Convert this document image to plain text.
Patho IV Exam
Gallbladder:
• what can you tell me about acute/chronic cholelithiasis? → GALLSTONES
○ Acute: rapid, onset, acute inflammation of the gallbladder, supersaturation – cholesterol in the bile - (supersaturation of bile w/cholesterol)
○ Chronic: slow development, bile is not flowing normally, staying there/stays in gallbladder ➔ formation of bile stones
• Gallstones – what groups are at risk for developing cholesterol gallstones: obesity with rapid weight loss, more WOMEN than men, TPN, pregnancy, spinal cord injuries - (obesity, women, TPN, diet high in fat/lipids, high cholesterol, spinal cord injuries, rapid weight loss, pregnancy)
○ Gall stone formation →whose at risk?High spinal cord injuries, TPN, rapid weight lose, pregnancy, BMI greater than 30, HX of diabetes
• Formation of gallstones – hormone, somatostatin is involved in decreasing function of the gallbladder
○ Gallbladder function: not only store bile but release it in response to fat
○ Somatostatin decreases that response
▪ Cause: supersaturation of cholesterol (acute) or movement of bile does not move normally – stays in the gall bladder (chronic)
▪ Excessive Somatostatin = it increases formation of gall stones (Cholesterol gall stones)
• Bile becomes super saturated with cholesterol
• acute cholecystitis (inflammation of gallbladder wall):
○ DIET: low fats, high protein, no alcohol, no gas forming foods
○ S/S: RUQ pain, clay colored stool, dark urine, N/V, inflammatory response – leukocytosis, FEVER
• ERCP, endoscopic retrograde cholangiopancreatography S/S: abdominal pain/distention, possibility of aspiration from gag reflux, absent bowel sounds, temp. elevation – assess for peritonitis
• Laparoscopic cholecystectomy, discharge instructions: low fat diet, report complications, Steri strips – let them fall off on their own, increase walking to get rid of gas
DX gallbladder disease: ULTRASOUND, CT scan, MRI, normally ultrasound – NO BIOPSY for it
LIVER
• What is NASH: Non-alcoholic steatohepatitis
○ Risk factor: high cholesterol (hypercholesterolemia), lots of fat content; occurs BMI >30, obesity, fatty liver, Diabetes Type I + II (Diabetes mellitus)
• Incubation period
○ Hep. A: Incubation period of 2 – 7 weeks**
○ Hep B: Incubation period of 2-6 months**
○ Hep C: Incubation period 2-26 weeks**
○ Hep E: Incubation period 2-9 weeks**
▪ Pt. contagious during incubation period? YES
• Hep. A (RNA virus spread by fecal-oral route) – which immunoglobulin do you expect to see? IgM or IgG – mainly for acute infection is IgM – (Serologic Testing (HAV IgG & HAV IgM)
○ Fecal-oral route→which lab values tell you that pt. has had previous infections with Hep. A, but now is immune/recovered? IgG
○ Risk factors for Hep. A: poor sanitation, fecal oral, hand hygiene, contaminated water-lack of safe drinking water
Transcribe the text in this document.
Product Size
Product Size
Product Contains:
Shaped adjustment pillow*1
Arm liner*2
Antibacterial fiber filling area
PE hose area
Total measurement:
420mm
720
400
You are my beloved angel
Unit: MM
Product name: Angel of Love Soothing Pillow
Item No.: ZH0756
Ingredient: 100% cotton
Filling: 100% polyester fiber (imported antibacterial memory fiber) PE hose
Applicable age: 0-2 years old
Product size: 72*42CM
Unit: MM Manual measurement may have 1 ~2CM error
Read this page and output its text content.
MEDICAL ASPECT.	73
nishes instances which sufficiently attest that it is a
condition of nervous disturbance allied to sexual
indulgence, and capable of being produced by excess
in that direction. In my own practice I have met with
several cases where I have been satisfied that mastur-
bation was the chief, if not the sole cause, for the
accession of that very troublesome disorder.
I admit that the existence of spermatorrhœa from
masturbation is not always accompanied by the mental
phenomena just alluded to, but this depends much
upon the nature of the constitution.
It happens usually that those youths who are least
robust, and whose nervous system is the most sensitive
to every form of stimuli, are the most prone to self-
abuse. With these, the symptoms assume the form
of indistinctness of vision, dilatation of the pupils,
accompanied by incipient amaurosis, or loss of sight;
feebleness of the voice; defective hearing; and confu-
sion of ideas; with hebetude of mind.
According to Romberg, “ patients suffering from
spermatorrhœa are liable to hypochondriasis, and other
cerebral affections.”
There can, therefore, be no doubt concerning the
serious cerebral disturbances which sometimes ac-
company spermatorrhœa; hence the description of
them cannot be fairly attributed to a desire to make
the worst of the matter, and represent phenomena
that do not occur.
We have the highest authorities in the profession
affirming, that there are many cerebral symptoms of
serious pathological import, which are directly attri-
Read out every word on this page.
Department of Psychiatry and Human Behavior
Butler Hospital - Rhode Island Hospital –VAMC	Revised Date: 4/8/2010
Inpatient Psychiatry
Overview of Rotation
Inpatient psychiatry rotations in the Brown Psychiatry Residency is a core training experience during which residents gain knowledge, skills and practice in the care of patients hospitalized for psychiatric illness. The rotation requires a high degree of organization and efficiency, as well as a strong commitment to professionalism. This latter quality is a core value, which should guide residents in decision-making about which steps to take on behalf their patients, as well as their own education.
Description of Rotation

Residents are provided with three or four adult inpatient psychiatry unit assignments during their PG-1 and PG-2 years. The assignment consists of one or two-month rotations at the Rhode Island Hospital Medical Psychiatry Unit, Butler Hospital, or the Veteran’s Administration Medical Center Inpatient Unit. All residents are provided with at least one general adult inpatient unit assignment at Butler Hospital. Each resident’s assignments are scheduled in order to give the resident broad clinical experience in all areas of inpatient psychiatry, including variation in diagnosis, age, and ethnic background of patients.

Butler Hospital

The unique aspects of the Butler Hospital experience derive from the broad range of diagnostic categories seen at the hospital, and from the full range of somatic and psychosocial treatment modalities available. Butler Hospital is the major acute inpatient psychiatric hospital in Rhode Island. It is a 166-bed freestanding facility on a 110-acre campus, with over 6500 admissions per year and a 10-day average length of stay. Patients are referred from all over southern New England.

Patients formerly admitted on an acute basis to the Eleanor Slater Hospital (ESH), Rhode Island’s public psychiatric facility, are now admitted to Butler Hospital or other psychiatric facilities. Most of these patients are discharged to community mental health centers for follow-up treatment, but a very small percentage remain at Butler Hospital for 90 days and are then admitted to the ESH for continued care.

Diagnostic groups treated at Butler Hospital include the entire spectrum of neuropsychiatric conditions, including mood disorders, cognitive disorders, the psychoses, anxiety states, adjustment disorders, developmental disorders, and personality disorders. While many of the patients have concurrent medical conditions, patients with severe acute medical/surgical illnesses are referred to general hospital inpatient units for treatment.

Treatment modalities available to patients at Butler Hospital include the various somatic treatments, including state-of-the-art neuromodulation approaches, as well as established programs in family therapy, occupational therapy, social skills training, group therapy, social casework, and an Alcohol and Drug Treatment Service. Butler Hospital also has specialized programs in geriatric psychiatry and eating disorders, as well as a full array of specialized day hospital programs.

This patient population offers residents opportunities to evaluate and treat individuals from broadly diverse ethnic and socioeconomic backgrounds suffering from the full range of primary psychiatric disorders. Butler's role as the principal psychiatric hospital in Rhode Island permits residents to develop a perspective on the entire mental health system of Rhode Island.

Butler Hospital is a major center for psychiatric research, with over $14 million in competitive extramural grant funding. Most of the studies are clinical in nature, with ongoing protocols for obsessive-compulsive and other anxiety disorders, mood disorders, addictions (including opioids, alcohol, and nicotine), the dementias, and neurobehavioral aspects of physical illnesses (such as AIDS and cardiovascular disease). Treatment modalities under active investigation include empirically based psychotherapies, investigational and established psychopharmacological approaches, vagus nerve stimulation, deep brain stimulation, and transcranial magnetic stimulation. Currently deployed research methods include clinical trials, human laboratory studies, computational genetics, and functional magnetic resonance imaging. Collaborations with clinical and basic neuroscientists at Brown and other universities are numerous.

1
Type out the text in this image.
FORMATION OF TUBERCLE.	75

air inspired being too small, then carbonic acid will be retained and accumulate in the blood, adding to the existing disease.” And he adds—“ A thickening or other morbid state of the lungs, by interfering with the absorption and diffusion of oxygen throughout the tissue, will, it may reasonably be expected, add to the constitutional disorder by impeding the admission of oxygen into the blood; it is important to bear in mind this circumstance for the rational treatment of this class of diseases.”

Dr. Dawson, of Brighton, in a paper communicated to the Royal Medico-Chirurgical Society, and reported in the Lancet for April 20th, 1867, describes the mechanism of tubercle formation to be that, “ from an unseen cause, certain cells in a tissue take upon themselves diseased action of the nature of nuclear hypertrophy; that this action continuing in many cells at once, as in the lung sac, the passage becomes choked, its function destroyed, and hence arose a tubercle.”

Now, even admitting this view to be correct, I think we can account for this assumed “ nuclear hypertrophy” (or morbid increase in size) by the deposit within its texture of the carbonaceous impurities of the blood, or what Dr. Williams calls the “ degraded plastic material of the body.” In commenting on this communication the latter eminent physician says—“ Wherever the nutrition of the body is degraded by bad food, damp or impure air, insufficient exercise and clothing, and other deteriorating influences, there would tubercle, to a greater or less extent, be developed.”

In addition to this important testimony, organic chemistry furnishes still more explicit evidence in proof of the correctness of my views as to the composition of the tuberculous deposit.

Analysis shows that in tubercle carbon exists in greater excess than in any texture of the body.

- - - - - - -

• _THE PROBLEM_:
Working from the listing above, pick out every line that has "tell" and copy it.

• _YOUR SOLUTION_:
• what can you tell me about acute/chronic cholelithiasis? → GALLSTONES
○ Fecal-oral route→which lab values tell you that pt. has had previous infections with Hep. A, but now is immune/recovered? IgG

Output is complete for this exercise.